PROBLEM DETAILS - Render every line of the entries below as a numbered list, omitting blank lines. Leave the pictures out of your answer.

-- BEGIN SUPPLIED INFORMATION --

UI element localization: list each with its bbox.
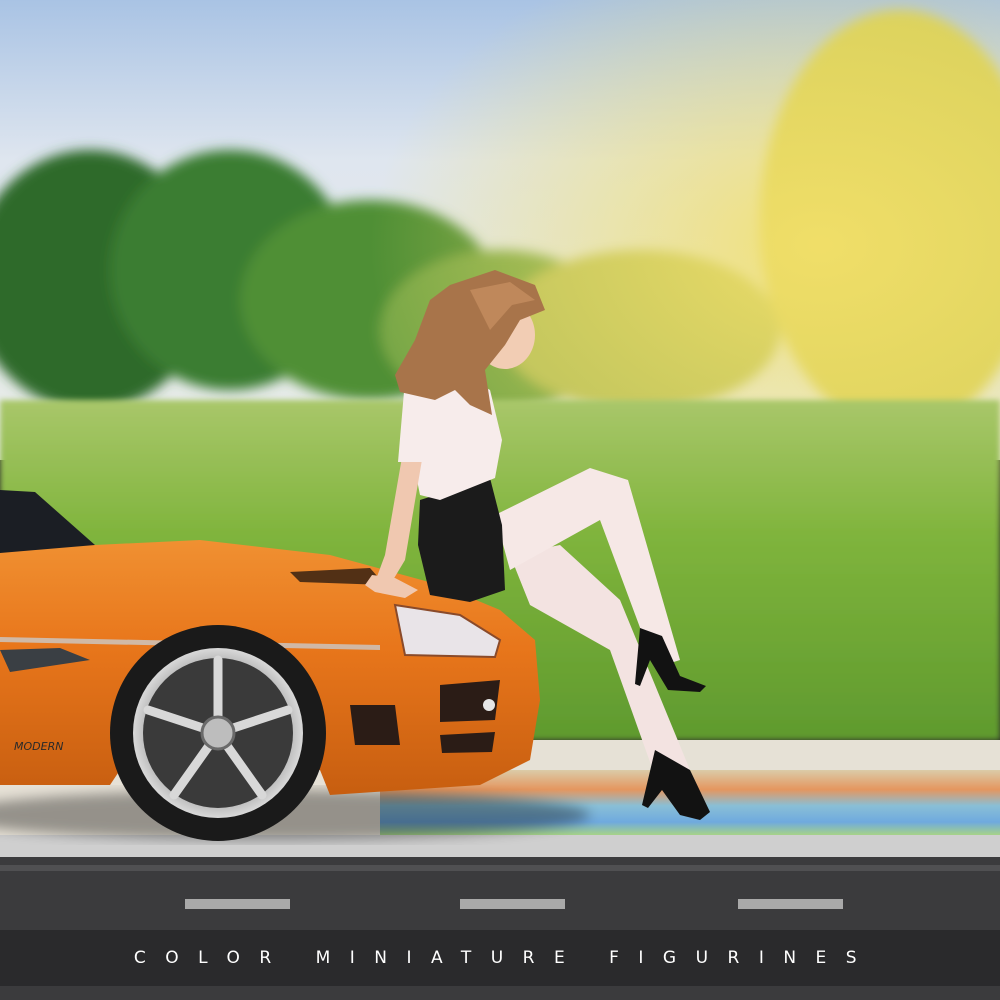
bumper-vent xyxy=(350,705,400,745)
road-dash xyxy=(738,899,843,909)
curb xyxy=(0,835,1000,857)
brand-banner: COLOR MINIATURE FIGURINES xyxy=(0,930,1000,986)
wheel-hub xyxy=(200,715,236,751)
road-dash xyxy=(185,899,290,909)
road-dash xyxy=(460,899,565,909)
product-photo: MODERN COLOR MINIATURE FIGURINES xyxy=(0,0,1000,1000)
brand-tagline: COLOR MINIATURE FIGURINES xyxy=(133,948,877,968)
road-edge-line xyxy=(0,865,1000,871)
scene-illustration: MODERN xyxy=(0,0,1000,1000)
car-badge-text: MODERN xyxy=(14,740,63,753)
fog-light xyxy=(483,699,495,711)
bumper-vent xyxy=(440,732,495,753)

-- END SUPPLIED INFORMATION --

EXERCISE OUTPUT -
1. UI element localization: list each with its bbox.
2. bumper-vent xyxy=(350,705,400,745)
3. road-dash xyxy=(738,899,843,909)
4. curb xyxy=(0,835,1000,857)
5. brand-banner: COLOR MINIATURE FIGURINES xyxy=(0,930,1000,986)
6. wheel-hub xyxy=(200,715,236,751)
7. road-dash xyxy=(185,899,290,909)
8. road-dash xyxy=(460,899,565,909)
9. product-photo: MODERN COLOR MINIATURE FIGURINES xyxy=(0,0,1000,1000)
10. brand-tagline: COLOR MINIATURE FIGURINES xyxy=(133,948,877,968)
11. road-edge-line xyxy=(0,865,1000,871)
12. scene-illustration: MODERN xyxy=(0,0,1000,1000)
13. car-badge-text: MODERN xyxy=(14,740,63,753)
14. fog-light xyxy=(483,699,495,711)
15. bumper-vent xyxy=(440,732,495,753)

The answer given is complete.